**SOURCE DOCUMENT:**
DTMF Modems Not Calling Home
A story from my past, sorting out esoteric tech problems with dial-up modems. For fun and profit.
Once upon a time (1998ish), there was this local telephone company who wanted to get into TV distribution.
It just so happened that this was a strange time in telecommunications. The Dot-Com Bubble burst was still a few years away, and things like T1's, dial-up modems, and cellular phones with actual buttons taking up more than 1/2 the front were considered state of the art. Ma Bell's breakup was reconnecting into the Regional Bell Operating Companies (RBOCs), and some of them were recognizing that if they remained the companies associated with land-line phones and dial-up modems they were doomed. Two of these RBOCs, BellSouth and SBC, realized that digital TV was a new space they could make some money from. They partnered with a number of other companies, including Zenith Electronics back before they were just a brand name owned by LG Electronics. At that time Zenith owned patents on DTV and HDTV standards, and was commissioned by Americast (the new company the RBOCs had started) to build digital TV set-top boxes to receive the digital cable TV signals and display them on the TVs and monitors of the era.

**WHAT YOU HAVE TO DO:** Transcribe the entire account of the dial-up modems above word for word.

**RECORD EXCERPTS:**
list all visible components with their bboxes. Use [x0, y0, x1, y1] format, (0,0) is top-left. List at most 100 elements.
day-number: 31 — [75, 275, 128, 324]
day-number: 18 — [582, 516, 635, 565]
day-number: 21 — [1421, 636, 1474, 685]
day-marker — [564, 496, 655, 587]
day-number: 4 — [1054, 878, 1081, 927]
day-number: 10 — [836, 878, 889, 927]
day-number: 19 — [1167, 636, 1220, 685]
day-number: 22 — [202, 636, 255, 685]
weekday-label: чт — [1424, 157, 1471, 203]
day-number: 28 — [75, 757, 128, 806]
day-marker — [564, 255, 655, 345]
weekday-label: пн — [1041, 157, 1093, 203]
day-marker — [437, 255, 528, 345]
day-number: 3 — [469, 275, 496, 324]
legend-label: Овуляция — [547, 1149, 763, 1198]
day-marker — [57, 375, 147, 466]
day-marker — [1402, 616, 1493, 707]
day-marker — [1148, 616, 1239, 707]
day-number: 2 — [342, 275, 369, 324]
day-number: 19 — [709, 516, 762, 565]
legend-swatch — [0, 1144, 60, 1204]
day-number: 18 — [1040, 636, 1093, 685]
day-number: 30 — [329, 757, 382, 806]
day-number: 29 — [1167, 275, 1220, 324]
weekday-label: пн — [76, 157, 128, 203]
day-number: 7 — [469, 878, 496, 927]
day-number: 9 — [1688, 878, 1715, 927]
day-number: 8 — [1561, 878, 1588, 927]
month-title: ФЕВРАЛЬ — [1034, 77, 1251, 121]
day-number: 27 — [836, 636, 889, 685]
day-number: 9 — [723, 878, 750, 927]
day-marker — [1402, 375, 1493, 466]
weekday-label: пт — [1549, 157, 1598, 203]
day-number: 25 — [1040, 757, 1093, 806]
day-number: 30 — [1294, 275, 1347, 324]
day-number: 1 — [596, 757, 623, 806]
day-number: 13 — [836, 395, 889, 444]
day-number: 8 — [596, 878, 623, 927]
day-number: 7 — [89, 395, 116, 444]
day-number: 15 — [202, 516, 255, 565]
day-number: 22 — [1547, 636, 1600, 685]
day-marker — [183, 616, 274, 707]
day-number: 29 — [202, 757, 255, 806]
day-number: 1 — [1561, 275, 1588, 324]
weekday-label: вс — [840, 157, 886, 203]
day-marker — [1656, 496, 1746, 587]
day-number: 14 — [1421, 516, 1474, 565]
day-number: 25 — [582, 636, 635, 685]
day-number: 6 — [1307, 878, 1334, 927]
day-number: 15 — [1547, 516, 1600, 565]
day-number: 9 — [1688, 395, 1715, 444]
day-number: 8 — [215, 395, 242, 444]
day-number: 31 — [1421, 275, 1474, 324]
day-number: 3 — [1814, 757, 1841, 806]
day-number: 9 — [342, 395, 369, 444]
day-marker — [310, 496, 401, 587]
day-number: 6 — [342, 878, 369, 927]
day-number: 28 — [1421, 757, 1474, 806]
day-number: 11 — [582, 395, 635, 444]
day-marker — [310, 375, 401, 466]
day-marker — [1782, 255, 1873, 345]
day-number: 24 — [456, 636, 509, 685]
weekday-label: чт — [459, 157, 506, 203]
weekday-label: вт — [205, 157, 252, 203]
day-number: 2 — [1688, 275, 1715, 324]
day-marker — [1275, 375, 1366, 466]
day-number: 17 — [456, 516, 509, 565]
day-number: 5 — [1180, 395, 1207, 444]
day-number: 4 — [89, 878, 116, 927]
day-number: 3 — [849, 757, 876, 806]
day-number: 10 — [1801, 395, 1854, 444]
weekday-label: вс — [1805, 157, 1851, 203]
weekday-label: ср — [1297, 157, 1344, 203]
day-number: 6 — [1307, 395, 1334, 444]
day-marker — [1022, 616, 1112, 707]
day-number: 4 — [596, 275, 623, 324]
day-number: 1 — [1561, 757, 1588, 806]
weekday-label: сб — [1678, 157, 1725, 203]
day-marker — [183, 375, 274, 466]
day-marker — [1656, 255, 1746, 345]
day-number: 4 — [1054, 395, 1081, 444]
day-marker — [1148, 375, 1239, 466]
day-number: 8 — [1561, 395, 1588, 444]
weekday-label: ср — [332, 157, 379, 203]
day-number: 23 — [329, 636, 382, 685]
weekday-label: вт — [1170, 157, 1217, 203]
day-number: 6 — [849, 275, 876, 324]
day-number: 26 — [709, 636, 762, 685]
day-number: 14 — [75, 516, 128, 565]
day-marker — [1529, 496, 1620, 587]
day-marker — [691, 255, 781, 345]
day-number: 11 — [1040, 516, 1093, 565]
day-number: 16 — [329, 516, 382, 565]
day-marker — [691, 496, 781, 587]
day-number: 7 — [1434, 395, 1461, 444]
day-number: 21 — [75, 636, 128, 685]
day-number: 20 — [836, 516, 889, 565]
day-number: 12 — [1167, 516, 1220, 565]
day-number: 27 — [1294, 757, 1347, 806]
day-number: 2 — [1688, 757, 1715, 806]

**WRITTEN RESPONSE:**
DTMF Modems Not Calling Home
A story from my past, sorting out esoteric tech problems with dial-up modems. For fun and profit.
Once upon a time (1998ish), there was this local telephone company who wanted to get into TV distribution.
It just so happened that this was a strange time in telecommunications. The Dot-Com Bubble burst was still a few years away, and things like T1's, dial-up modems, and cellular phones with actual buttons taking up more than 1/2 the front were considered state of the art. Ma Bell's breakup was reconnecting into the Regional Bell Operating Companies (RBOCs), and some of them were recognizing that if they remained the companies associated with land-line phones and dial-up modems they were doomed. Two of these RBOCs, BellSouth and SBC, realized that digital TV was a new space they could make some money from. They partnered with a number of other companies, including Zenith Electronics back before they were just a brand name owned by LG Electronics. At that time Zenith owned patents on DTV and HDTV standards, and was commissioned by Americast (the new company the RBOCs had started) to build digital TV set-top boxes to receive the digital cable TV signals and display them on the TVs and monitors of the era.